→ **Given request**
Write out every entry exactly as it appears.

→ **Extracted records**
╔══

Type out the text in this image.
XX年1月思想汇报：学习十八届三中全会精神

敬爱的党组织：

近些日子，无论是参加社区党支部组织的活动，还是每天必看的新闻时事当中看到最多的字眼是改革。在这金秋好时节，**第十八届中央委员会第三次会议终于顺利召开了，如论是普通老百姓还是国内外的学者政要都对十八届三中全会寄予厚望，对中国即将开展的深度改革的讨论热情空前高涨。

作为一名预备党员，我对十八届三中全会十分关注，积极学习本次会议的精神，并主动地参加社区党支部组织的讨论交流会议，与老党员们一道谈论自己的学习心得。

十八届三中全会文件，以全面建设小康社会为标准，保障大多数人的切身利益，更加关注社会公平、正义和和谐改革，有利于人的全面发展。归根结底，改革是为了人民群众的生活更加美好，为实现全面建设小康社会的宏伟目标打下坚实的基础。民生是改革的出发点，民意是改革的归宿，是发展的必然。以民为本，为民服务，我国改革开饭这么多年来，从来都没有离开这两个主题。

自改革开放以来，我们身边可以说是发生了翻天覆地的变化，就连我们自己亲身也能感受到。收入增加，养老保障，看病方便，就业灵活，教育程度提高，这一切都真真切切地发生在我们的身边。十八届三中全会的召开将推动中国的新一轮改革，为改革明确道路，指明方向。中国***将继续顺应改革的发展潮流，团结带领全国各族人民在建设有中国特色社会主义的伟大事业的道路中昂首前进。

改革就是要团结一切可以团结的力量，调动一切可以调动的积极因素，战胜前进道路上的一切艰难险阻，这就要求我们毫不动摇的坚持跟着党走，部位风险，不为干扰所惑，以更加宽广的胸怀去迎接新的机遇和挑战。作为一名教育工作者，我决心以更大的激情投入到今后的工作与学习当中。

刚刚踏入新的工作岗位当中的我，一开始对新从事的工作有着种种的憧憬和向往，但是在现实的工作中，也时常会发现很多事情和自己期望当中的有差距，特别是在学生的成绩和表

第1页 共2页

╚══

→ **Output for this task**
Type out the text in this image.
XX年1月思想汇报：学习十八届三中全会精神

敬爱的党组织：

近些日子，无论是参加社区党支部组织的活动，还是每天必看的新闻时事当中看到最多的字眼是改革。在这金秋好时节，**第十八届中央委员会第三次会议终于顺利召开了，如论是普通老百姓还是国内外的学者政要都对十八届三中全会寄予厚望，对中国即将开展的深度改革的讨论热情空前高涨。

作为一名预备党员，我对十八届三中全会十分关注，积极学习本次会议的精神，并主动地参加社区党支部组织的讨论交流会议，与老党员们一道谈论自己的学习心得。

十八届三中全会文件，以全面建设小康社会为标准，保障大多数人的切身利益，更加关注社会公平、正义和和谐改革，有利于人的全面发展。归根结底，改革是为了人民群众的生活更加美好，为实现全面建设小康社会的宏伟目标打下坚实的基础。民生是改革的出发点，民意是改革的归宿，是发展的必然。以民为本，为民服务，我国改革开饭这么多年来，从来都没有离开这两个主题。

自改革开放以来，我们身边可以说是发生了翻天覆地的变化，就连我们自己亲身也能感受到。收入增加，养老保障，看病方便，就业灵活，教育程度提高，这一切都真真切切地发生在我们的身边。十八届三中全会的召开将推动中国的新一轮改革，为改革明确道路，指明方向。中国***将继续顺应改革的发展潮流，团结带领全国各族人民在建设有中国特色社会主义的伟大事业的道路中昂首前进。

改革就是要团结一切可以团结的力量，调动一切可以调动的积极因素，战胜前进道路上的一切艰难险阻，这就要求我们毫不动摇的坚持跟着党走，部位风险，不为干扰所惑，以更加宽广的胸怀去迎接新的机遇和挑战。作为一名教育工作者，我决心以更大的激情投入到今后的工作与学习当中。

刚刚踏入新的工作岗位当中的我，一开始对新从事的工作有着种种的憧憬和向往，但是在现实的工作中，也时常会发现很多事情和自己期望当中的有差距，特别是在学生的成绩和表

第1页 共2页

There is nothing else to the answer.